## Objective:
Reproduce every line of the records below word for word, omitting the pictures from your answer.

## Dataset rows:

▼

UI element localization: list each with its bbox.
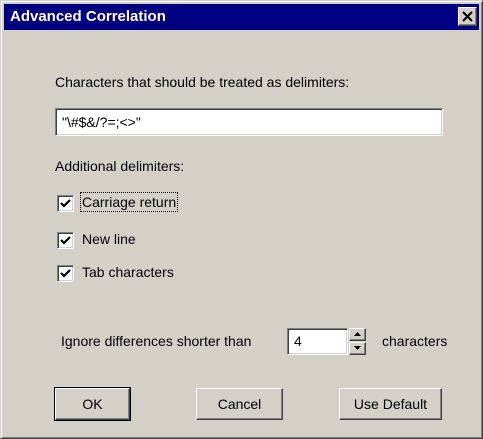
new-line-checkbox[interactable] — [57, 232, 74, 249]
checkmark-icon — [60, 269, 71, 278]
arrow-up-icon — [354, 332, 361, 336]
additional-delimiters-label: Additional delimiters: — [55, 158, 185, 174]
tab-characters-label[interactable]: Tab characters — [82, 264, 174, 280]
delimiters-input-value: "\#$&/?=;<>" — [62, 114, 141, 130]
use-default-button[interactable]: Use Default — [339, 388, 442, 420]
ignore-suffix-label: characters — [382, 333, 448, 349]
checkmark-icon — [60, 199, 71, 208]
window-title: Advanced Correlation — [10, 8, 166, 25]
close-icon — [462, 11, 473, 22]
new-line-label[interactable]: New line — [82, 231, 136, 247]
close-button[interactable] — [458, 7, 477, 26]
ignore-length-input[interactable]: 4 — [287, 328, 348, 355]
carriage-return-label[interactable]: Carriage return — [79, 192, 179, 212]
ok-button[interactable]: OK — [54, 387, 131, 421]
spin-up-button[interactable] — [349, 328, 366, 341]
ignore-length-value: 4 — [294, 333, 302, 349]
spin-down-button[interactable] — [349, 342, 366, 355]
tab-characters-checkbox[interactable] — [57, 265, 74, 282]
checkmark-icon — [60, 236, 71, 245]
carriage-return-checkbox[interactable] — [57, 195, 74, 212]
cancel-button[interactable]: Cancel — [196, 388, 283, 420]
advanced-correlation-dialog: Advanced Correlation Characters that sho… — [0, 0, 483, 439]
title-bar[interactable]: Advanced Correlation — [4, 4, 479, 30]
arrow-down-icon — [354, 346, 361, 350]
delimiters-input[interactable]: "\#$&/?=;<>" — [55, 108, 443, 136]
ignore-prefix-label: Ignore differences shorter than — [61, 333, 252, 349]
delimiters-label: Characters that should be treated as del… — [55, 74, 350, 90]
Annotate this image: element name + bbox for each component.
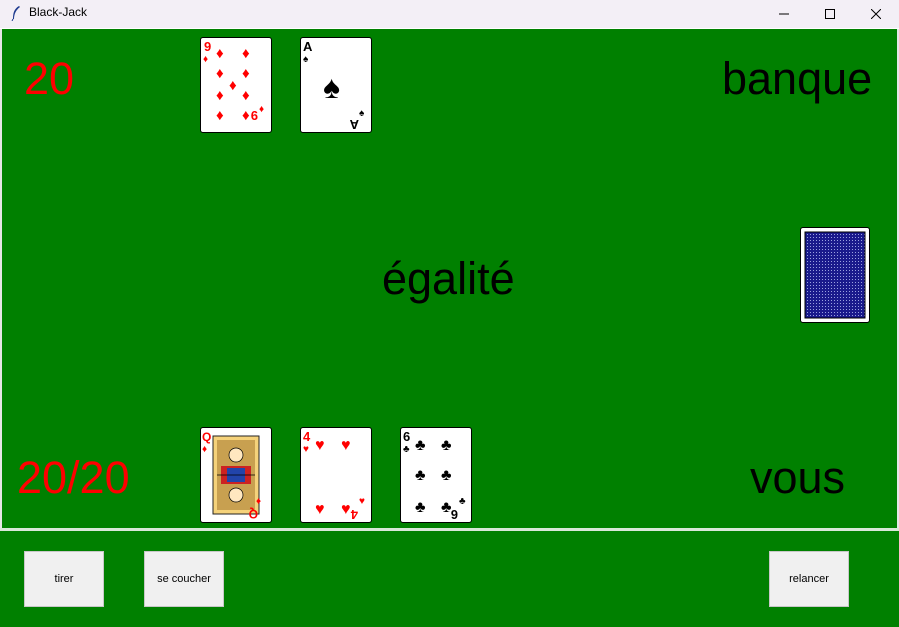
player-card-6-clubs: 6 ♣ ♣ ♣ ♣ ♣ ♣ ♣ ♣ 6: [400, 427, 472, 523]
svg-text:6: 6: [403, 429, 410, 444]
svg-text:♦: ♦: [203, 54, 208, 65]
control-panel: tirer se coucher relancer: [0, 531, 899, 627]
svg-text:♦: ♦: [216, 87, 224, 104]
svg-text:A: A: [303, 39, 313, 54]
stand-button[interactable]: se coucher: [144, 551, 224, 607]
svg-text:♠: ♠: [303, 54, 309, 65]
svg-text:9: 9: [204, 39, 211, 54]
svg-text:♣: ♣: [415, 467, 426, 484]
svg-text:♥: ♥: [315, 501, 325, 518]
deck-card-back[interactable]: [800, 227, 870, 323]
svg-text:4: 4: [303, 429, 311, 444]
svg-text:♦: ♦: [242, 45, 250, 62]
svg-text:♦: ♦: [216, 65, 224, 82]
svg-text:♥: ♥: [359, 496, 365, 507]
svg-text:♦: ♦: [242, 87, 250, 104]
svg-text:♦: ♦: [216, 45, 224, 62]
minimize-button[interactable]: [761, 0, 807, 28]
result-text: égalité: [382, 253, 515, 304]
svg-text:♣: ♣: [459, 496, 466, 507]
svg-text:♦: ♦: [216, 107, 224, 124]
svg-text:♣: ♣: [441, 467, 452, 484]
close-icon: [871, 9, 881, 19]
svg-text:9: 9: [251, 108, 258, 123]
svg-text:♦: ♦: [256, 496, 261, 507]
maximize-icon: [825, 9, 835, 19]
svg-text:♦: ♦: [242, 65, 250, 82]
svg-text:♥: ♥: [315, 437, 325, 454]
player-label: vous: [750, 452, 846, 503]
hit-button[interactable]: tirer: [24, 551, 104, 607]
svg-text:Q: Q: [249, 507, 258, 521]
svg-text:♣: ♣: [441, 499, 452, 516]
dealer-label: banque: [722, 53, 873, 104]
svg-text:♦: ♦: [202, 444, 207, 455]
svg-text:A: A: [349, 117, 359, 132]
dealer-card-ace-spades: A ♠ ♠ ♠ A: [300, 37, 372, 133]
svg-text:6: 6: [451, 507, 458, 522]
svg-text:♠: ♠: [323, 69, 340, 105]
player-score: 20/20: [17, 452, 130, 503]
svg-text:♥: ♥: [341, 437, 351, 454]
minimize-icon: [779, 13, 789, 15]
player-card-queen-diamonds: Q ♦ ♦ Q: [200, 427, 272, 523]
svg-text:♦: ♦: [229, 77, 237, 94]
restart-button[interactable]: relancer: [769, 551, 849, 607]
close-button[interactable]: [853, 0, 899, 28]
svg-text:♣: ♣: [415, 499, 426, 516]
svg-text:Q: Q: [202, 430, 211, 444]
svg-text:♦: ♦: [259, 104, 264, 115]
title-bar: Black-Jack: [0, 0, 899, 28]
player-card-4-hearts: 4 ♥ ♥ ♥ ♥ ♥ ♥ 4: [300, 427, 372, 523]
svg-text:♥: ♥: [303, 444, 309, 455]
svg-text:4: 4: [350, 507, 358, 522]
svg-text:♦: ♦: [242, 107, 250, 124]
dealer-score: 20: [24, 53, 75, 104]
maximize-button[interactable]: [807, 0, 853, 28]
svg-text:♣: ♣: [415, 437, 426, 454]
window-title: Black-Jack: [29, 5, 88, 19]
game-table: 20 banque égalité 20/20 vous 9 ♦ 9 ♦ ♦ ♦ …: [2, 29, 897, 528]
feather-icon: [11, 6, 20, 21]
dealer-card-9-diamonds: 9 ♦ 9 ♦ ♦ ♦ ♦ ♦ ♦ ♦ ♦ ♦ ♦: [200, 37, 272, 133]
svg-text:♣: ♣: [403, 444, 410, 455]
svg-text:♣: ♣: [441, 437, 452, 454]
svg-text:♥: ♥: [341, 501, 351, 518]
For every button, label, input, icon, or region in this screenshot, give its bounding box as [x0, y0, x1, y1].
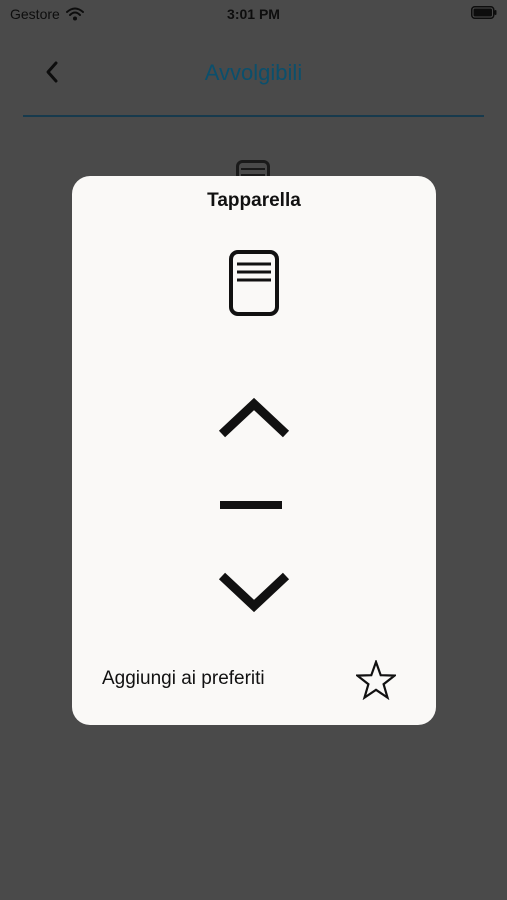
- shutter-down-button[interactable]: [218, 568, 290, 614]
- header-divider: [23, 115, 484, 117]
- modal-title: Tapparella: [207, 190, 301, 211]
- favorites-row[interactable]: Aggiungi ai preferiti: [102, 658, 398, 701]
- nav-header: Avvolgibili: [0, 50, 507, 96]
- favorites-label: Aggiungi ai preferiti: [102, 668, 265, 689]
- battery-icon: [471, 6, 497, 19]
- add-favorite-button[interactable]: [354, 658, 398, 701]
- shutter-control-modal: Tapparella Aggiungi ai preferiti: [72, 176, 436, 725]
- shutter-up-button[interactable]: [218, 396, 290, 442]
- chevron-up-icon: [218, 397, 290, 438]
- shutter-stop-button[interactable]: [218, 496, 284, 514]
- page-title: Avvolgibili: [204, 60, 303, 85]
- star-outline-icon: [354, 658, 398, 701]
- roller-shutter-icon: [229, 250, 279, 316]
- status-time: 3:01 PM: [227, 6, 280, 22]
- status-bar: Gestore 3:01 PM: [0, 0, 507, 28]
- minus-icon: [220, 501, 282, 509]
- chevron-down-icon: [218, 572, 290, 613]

▲

## Result of this exercise:
UI element localization: list each with its bbox.
new-line-checkbox[interactable] — [57, 232, 74, 249]
checkmark-icon — [60, 269, 71, 278]
arrow-up-icon — [354, 332, 361, 336]
additional-delimiters-label: Additional delimiters: — [55, 158, 185, 174]
tab-characters-label[interactable]: Tab characters — [82, 264, 174, 280]
delimiters-input-value: "\#$&/?=;<>" — [62, 114, 141, 130]
use-default-button[interactable]: Use Default — [339, 388, 442, 420]
ignore-suffix-label: characters — [382, 333, 448, 349]
checkmark-icon — [60, 199, 71, 208]
window-title: Advanced Correlation — [10, 8, 166, 25]
close-icon — [462, 11, 473, 22]
new-line-label[interactable]: New line — [82, 231, 136, 247]
close-button[interactable] — [458, 7, 477, 26]
ignore-length-input[interactable]: 4 — [287, 328, 348, 355]
carriage-return-label[interactable]: Carriage return — [79, 192, 179, 212]
ok-button[interactable]: OK — [54, 387, 131, 421]
spin-up-button[interactable] — [349, 328, 366, 341]
ignore-length-value: 4 — [294, 333, 302, 349]
spin-down-button[interactable] — [349, 342, 366, 355]
tab-characters-checkbox[interactable] — [57, 265, 74, 282]
checkmark-icon — [60, 236, 71, 245]
carriage-return-checkbox[interactable] — [57, 195, 74, 212]
cancel-button[interactable]: Cancel — [196, 388, 283, 420]
advanced-correlation-dialog: Advanced Correlation Characters that sho… — [0, 0, 483, 439]
title-bar[interactable]: Advanced Correlation — [4, 4, 479, 30]
arrow-down-icon — [354, 346, 361, 350]
delimiters-input[interactable]: "\#$&/?=;<>" — [55, 108, 443, 136]
ignore-prefix-label: Ignore differences shorter than — [61, 333, 252, 349]
delimiters-label: Characters that should be treated as del… — [55, 74, 350, 90]
Annotate this image: element name + bbox for each component.
player-card-6-clubs: 6 ♣ ♣ ♣ ♣ ♣ ♣ ♣ ♣ 6: [400, 427, 472, 523]
svg-text:6: 6: [403, 429, 410, 444]
svg-text:♦: ♦: [203, 54, 208, 65]
control-panel: tirer se coucher relancer: [0, 531, 899, 627]
svg-text:♦: ♦: [216, 87, 224, 104]
svg-text:A: A: [303, 39, 313, 54]
stand-button[interactable]: se coucher: [144, 551, 224, 607]
svg-text:♠: ♠: [303, 54, 309, 65]
svg-text:9: 9: [204, 39, 211, 54]
svg-text:♣: ♣: [415, 467, 426, 484]
svg-text:♥: ♥: [315, 501, 325, 518]
deck-card-back[interactable]: [800, 227, 870, 323]
svg-text:4: 4: [303, 429, 311, 444]
svg-text:♦: ♦: [242, 45, 250, 62]
svg-text:♦: ♦: [216, 65, 224, 82]
svg-text:♥: ♥: [359, 496, 365, 507]
svg-text:♦: ♦: [242, 87, 250, 104]
svg-text:♦: ♦: [216, 45, 224, 62]
minimize-button[interactable]: [761, 0, 807, 28]
result-text: égalité: [382, 253, 515, 304]
svg-text:♣: ♣: [459, 496, 466, 507]
svg-text:♦: ♦: [216, 107, 224, 124]
svg-text:♣: ♣: [441, 467, 452, 484]
close-icon: [871, 9, 881, 19]
svg-text:9: 9: [251, 108, 258, 123]
svg-text:♦: ♦: [256, 496, 261, 507]
maximize-icon: [825, 9, 835, 19]
svg-text:♦: ♦: [242, 65, 250, 82]
svg-text:♥: ♥: [315, 437, 325, 454]
player-label: vous: [750, 452, 846, 503]
hit-button[interactable]: tirer: [24, 551, 104, 607]
svg-text:Q: Q: [249, 507, 258, 521]
svg-text:♣: ♣: [441, 499, 452, 516]
dealer-label: banque: [722, 53, 873, 104]
svg-text:♦: ♦: [202, 444, 207, 455]
svg-text:A: A: [349, 117, 359, 132]
dealer-card-ace-spades: A ♠ ♠ ♠ A: [300, 37, 372, 133]
svg-text:6: 6: [451, 507, 458, 522]
svg-text:♠: ♠: [323, 69, 340, 105]
player-score: 20/20: [17, 452, 130, 503]
svg-text:♥: ♥: [341, 437, 351, 454]
minimize-icon: [779, 13, 789, 15]
player-card-queen-diamonds: Q ♦ ♦ Q: [200, 427, 272, 523]
svg-text:♦: ♦: [229, 77, 237, 94]
restart-button[interactable]: relancer: [769, 551, 849, 607]
close-button[interactable]: [853, 0, 899, 28]
svg-text:♣: ♣: [415, 499, 426, 516]
svg-text:Q: Q: [202, 430, 211, 444]
svg-text:♦: ♦: [259, 104, 264, 115]
title-bar: Black-Jack: [0, 0, 899, 28]
player-card-4-hearts: 4 ♥ ♥ ♥ ♥ ♥ ♥ 4: [300, 427, 372, 523]
svg-text:♥: ♥: [303, 444, 309, 455]
svg-text:4: 4: [350, 507, 358, 522]
svg-text:♦: ♦: [242, 107, 250, 124]
dealer-score: 20: [24, 53, 75, 104]
maximize-button[interactable]: [807, 0, 853, 28]
svg-text:♣: ♣: [415, 437, 426, 454]
window-title: Black-Jack: [29, 5, 88, 19]
game-table: 20 banque égalité 20/20 vous 9 ♦ 9 ♦ ♦ ♦ …: [2, 29, 897, 528]
feather-icon: [11, 6, 20, 21]
dealer-card-9-diamonds: 9 ♦ 9 ♦ ♦ ♦ ♦ ♦ ♦ ♦ ♦ ♦ ♦: [200, 37, 272, 133]
svg-text:♣: ♣: [403, 444, 410, 455]
svg-text:♣: ♣: [441, 437, 452, 454]
svg-text:♥: ♥: [341, 501, 351, 518]
For every button, label, input, icon, or region in this screenshot, give its bounding box as [x0, y0, x1, y1].
- shutter-down-button[interactable]: [218, 568, 290, 614]
- header-divider: [23, 115, 484, 117]
- modal-title: Tapparella: [207, 190, 301, 211]
- favorites-row[interactable]: Aggiungi ai preferiti: [102, 658, 398, 701]
- nav-header: Avvolgibili: [0, 50, 507, 96]
- favorites-label: Aggiungi ai preferiti: [102, 668, 265, 689]
- battery-icon: [471, 6, 497, 19]
- add-favorite-button[interactable]: [354, 658, 398, 701]
- shutter-control-modal: Tapparella Aggiungi ai preferiti: [72, 176, 436, 725]
- shutter-up-button[interactable]: [218, 396, 290, 442]
- chevron-up-icon: [218, 397, 290, 438]
- shutter-stop-button[interactable]: [218, 496, 284, 514]
- page-title: Avvolgibili: [204, 60, 303, 85]
- star-outline-icon: [354, 658, 398, 701]
- roller-shutter-icon: [229, 250, 279, 316]
- status-time: 3:01 PM: [227, 6, 280, 22]
- status-bar: Gestore 3:01 PM: [0, 0, 507, 28]
- minus-icon: [220, 501, 282, 509]
- chevron-down-icon: [218, 572, 290, 613]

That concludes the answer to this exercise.